Count the lines below that contain the word "this" and give only the number.

--- start of Records to use ---

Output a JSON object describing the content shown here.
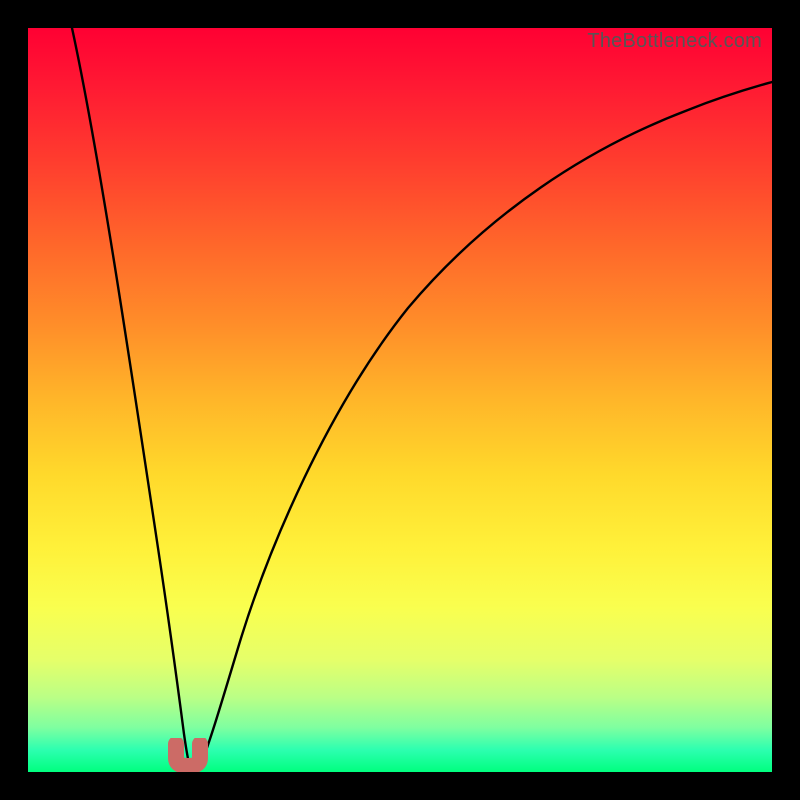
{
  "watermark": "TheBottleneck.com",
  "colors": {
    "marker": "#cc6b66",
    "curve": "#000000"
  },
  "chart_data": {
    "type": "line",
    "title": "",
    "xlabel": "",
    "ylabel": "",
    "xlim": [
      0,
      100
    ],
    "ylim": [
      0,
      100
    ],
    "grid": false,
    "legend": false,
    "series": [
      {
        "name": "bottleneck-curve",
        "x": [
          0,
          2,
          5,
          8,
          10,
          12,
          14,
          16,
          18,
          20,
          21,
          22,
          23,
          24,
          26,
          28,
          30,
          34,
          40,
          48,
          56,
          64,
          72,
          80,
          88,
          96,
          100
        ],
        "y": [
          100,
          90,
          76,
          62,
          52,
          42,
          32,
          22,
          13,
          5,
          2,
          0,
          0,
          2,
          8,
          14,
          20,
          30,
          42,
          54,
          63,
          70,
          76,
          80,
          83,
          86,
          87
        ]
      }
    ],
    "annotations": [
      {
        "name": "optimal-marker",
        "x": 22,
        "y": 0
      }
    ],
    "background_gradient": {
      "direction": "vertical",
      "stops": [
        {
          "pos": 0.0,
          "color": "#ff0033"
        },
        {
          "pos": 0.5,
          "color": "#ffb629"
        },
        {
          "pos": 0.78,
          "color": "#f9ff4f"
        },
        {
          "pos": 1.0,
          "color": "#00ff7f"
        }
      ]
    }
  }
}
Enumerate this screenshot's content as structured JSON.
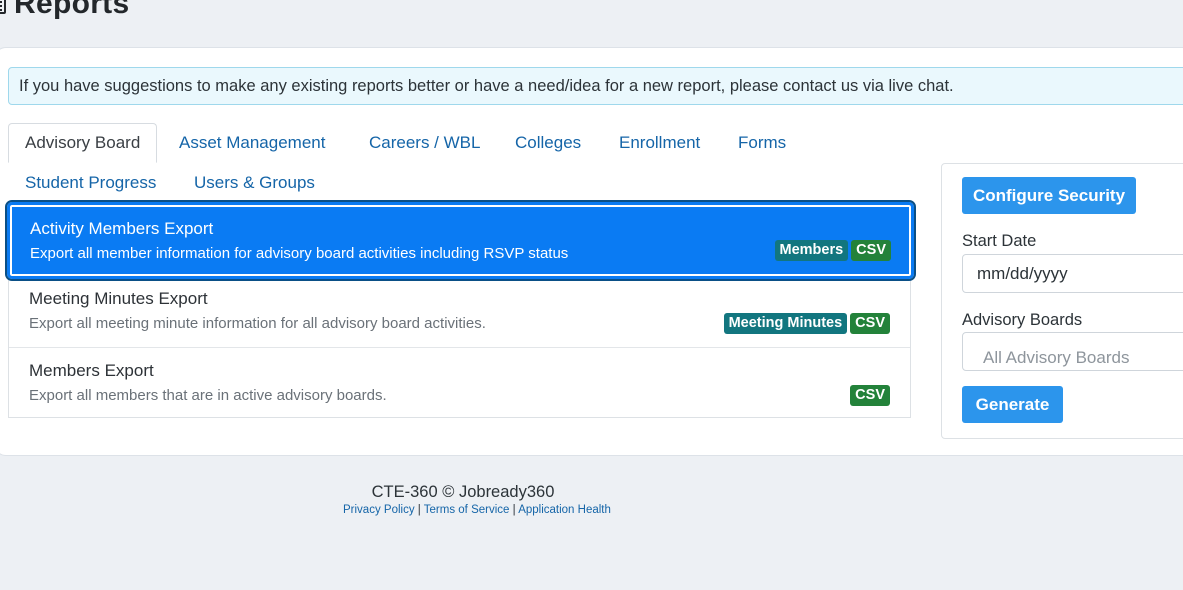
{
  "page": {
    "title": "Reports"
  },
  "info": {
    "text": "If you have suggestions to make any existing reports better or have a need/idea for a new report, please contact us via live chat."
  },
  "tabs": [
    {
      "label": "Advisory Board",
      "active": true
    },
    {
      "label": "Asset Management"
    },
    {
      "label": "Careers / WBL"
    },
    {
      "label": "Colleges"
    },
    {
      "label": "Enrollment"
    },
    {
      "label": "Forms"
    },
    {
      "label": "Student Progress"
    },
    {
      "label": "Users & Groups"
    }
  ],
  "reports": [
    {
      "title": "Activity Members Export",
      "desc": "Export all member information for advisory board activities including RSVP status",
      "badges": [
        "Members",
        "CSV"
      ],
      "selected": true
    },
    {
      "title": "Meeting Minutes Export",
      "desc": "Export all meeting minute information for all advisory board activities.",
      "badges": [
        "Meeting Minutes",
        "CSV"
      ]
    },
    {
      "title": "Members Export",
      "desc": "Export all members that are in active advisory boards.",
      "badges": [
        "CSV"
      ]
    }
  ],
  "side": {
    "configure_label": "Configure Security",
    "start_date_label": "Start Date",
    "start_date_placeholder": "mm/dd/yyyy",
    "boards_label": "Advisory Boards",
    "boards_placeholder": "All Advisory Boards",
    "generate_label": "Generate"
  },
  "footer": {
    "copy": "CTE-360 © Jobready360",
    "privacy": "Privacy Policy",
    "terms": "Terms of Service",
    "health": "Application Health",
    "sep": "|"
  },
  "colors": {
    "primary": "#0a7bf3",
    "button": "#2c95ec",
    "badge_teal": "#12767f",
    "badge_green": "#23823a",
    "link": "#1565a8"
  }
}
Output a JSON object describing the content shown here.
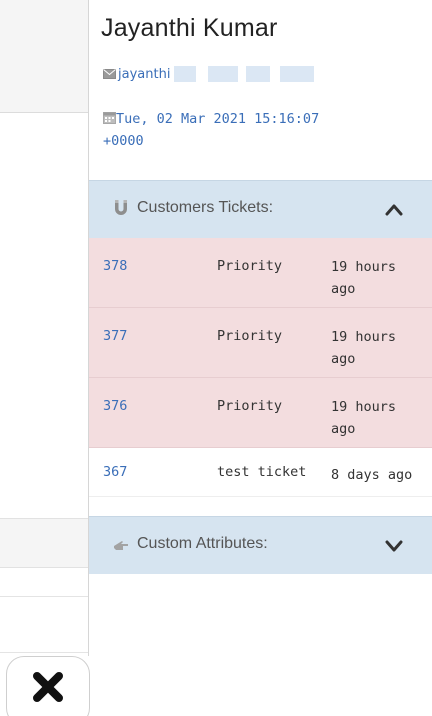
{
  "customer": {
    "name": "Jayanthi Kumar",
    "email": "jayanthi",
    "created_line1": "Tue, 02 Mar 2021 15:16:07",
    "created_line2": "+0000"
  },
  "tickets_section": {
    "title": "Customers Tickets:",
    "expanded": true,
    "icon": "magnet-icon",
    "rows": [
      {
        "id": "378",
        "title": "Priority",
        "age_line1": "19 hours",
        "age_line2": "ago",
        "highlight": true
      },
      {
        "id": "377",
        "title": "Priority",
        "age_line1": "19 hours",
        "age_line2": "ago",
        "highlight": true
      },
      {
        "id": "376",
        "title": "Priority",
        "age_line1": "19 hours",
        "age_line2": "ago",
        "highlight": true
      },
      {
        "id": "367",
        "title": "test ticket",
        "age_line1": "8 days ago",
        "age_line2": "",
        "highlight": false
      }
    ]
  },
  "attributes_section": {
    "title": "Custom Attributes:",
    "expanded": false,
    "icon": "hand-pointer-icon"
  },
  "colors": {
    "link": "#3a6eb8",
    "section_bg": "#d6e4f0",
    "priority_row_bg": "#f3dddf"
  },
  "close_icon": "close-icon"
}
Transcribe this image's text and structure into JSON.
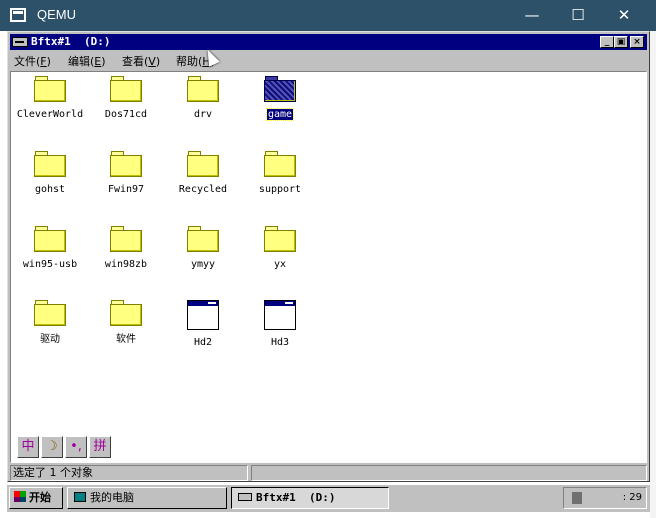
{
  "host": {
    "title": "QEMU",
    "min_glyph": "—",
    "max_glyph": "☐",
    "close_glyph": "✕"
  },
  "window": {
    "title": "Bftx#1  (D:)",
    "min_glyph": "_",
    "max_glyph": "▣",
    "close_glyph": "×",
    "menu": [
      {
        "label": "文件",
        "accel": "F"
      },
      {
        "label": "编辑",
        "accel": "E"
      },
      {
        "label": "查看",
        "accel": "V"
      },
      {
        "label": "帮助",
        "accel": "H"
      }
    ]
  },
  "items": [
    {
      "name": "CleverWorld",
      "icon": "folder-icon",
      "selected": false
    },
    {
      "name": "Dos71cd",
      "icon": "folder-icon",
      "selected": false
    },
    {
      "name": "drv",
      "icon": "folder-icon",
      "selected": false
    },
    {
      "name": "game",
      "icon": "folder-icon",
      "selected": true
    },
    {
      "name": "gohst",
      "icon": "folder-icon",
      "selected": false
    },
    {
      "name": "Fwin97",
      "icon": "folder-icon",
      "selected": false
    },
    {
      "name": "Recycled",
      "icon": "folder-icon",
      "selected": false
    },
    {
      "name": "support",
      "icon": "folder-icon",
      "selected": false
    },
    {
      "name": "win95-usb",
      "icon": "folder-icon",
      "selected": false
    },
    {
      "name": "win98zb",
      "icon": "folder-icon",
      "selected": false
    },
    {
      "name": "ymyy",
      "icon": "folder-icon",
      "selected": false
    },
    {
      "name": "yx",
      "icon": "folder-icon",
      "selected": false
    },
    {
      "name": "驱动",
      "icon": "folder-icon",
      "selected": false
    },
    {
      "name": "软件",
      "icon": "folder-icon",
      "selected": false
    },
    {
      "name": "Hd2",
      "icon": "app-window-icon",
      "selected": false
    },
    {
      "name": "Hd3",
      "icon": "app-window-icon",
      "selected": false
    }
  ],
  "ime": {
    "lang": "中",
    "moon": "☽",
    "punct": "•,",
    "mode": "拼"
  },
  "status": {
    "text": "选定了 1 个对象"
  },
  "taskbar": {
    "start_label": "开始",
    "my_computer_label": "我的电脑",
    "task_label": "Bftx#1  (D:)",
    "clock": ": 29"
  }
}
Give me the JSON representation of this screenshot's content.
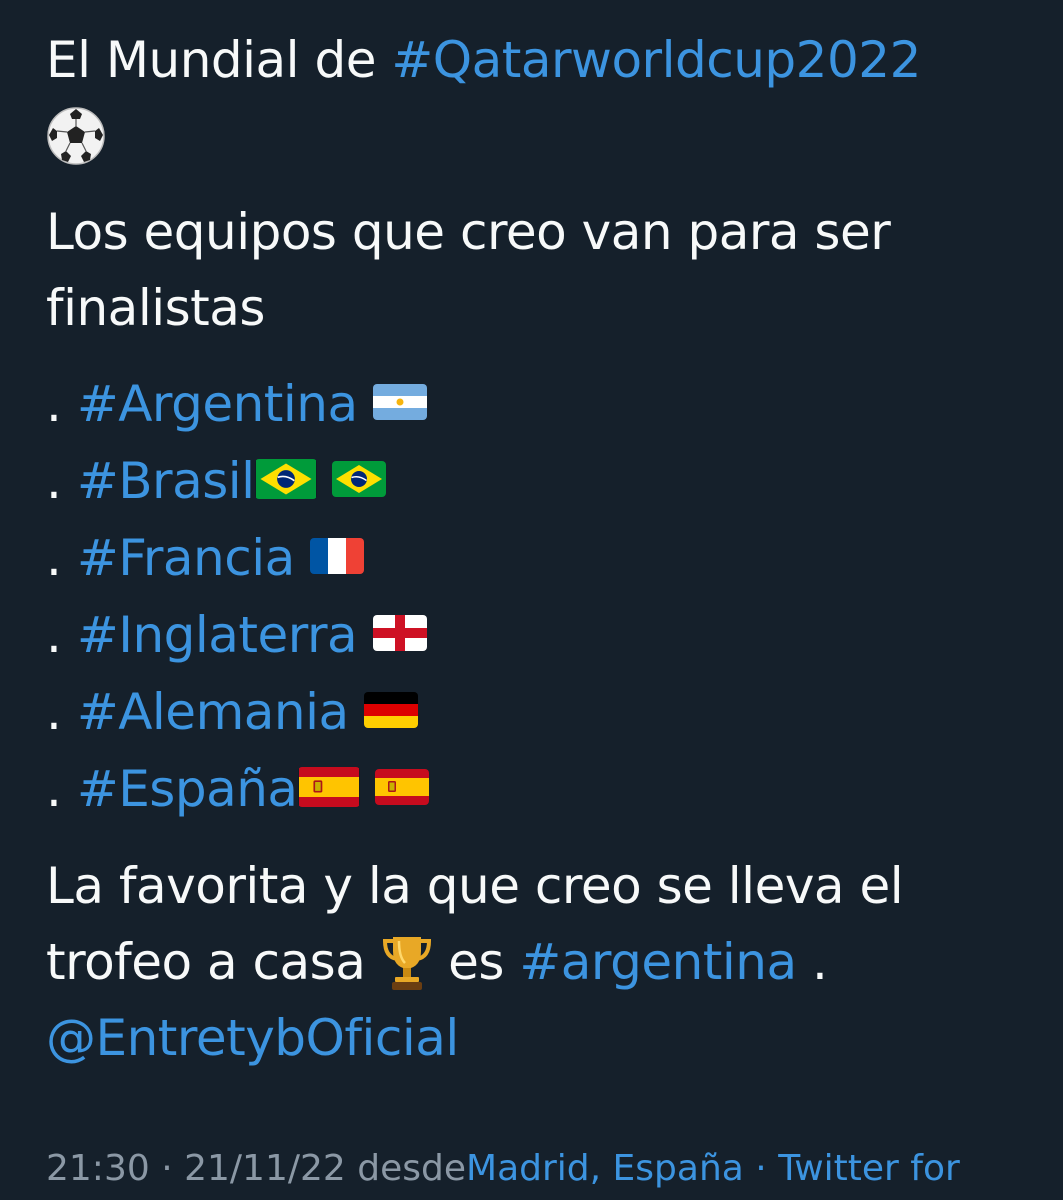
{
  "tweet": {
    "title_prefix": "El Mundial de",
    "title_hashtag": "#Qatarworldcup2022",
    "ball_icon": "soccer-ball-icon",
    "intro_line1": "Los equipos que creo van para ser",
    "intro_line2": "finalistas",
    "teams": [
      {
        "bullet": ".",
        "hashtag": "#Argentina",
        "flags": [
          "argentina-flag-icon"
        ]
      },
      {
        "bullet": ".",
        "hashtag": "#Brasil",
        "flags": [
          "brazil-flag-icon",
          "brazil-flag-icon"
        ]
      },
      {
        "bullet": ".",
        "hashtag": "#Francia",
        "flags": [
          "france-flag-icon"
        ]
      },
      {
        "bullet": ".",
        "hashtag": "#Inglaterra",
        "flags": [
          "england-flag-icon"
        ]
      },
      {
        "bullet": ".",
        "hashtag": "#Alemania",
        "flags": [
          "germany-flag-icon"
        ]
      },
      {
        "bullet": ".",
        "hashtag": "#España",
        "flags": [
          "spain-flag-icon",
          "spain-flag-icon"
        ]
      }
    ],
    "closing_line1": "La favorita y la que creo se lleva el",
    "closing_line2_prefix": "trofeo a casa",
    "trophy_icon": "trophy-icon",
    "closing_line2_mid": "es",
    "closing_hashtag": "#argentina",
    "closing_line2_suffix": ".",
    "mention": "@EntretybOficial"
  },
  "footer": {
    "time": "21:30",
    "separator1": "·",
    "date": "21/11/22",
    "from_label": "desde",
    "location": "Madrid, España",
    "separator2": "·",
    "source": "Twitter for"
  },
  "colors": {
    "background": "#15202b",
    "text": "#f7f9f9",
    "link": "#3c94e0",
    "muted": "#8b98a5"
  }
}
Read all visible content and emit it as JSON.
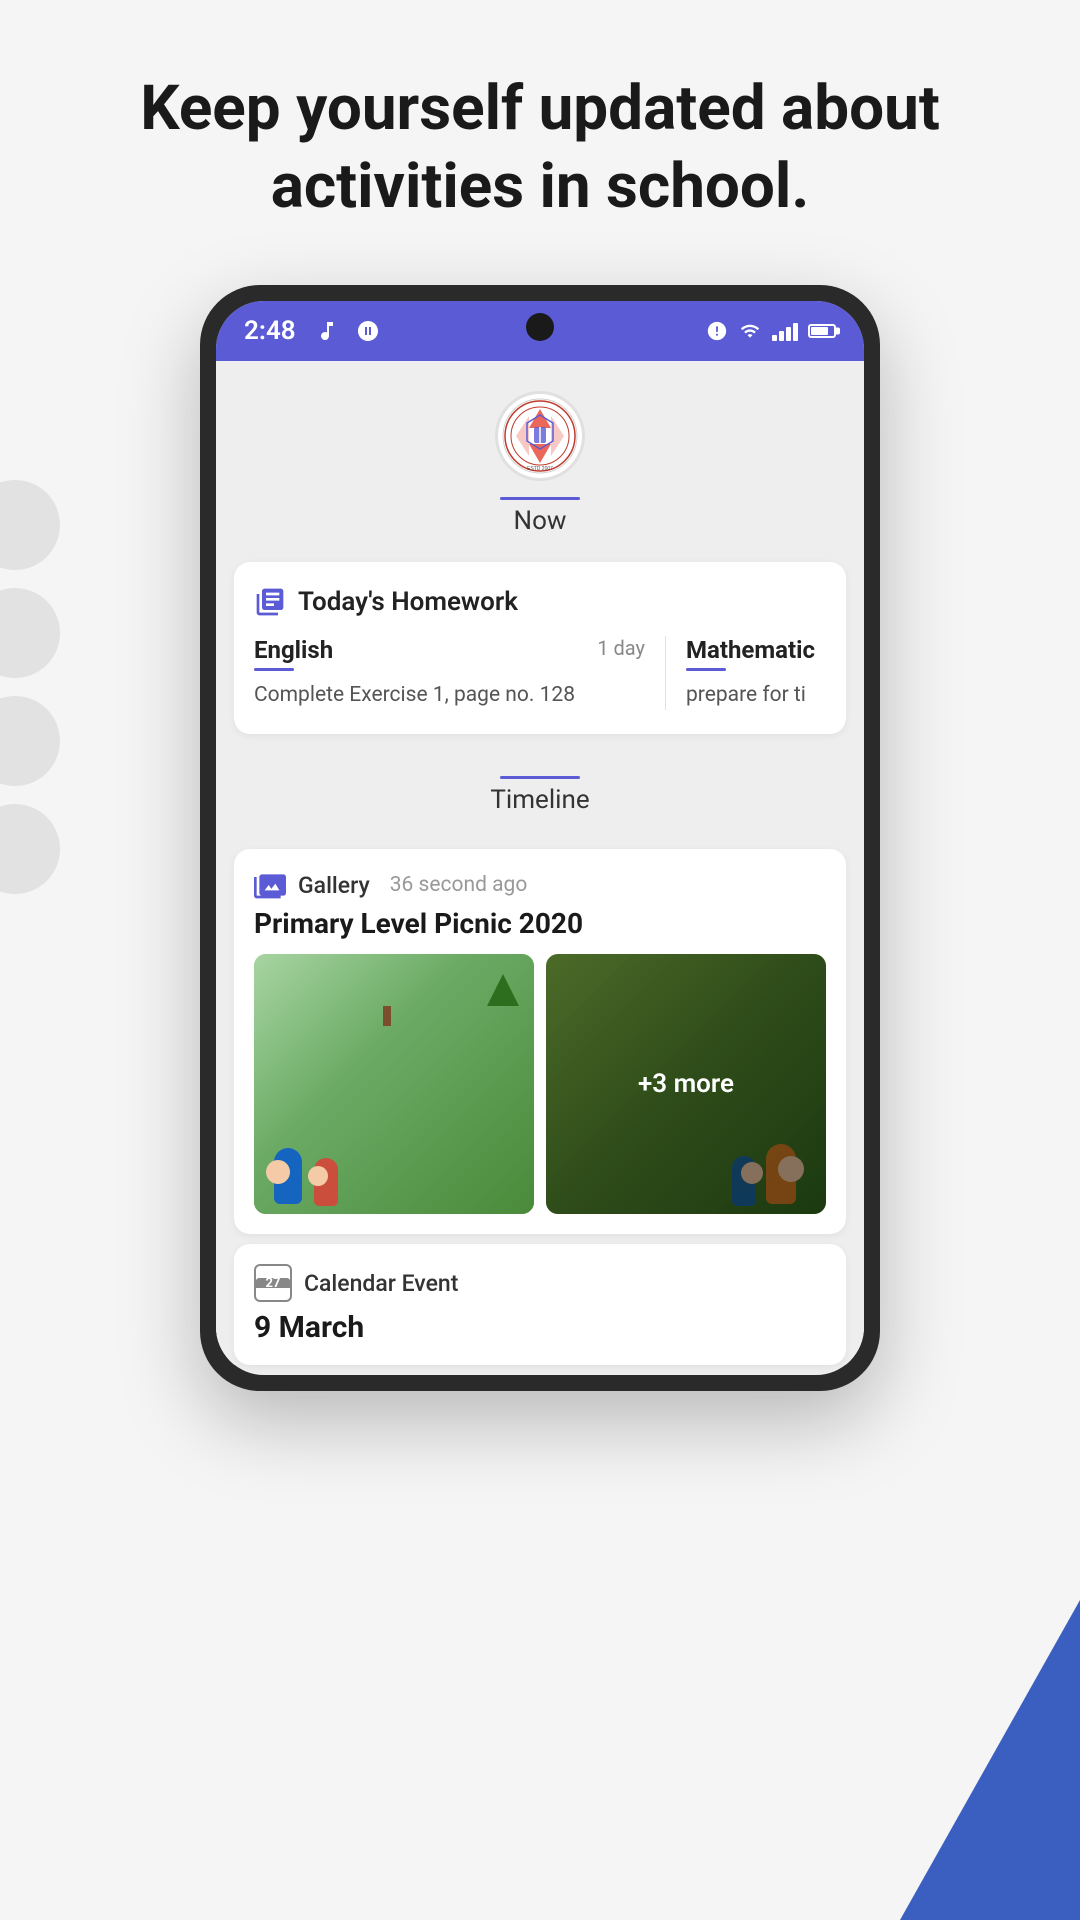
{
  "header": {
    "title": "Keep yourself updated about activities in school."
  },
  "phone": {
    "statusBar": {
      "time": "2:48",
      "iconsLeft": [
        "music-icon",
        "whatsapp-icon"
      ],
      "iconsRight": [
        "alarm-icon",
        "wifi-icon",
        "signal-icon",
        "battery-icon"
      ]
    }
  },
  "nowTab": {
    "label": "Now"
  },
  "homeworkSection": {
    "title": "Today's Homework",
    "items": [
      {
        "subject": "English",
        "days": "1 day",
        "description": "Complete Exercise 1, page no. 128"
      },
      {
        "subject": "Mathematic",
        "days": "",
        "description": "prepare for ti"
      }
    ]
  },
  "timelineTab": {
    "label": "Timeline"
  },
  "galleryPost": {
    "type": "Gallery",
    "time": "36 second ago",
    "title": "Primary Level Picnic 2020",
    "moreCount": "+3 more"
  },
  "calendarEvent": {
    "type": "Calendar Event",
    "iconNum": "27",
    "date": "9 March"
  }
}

--- end of Records to use ---

Solution to the problem:
3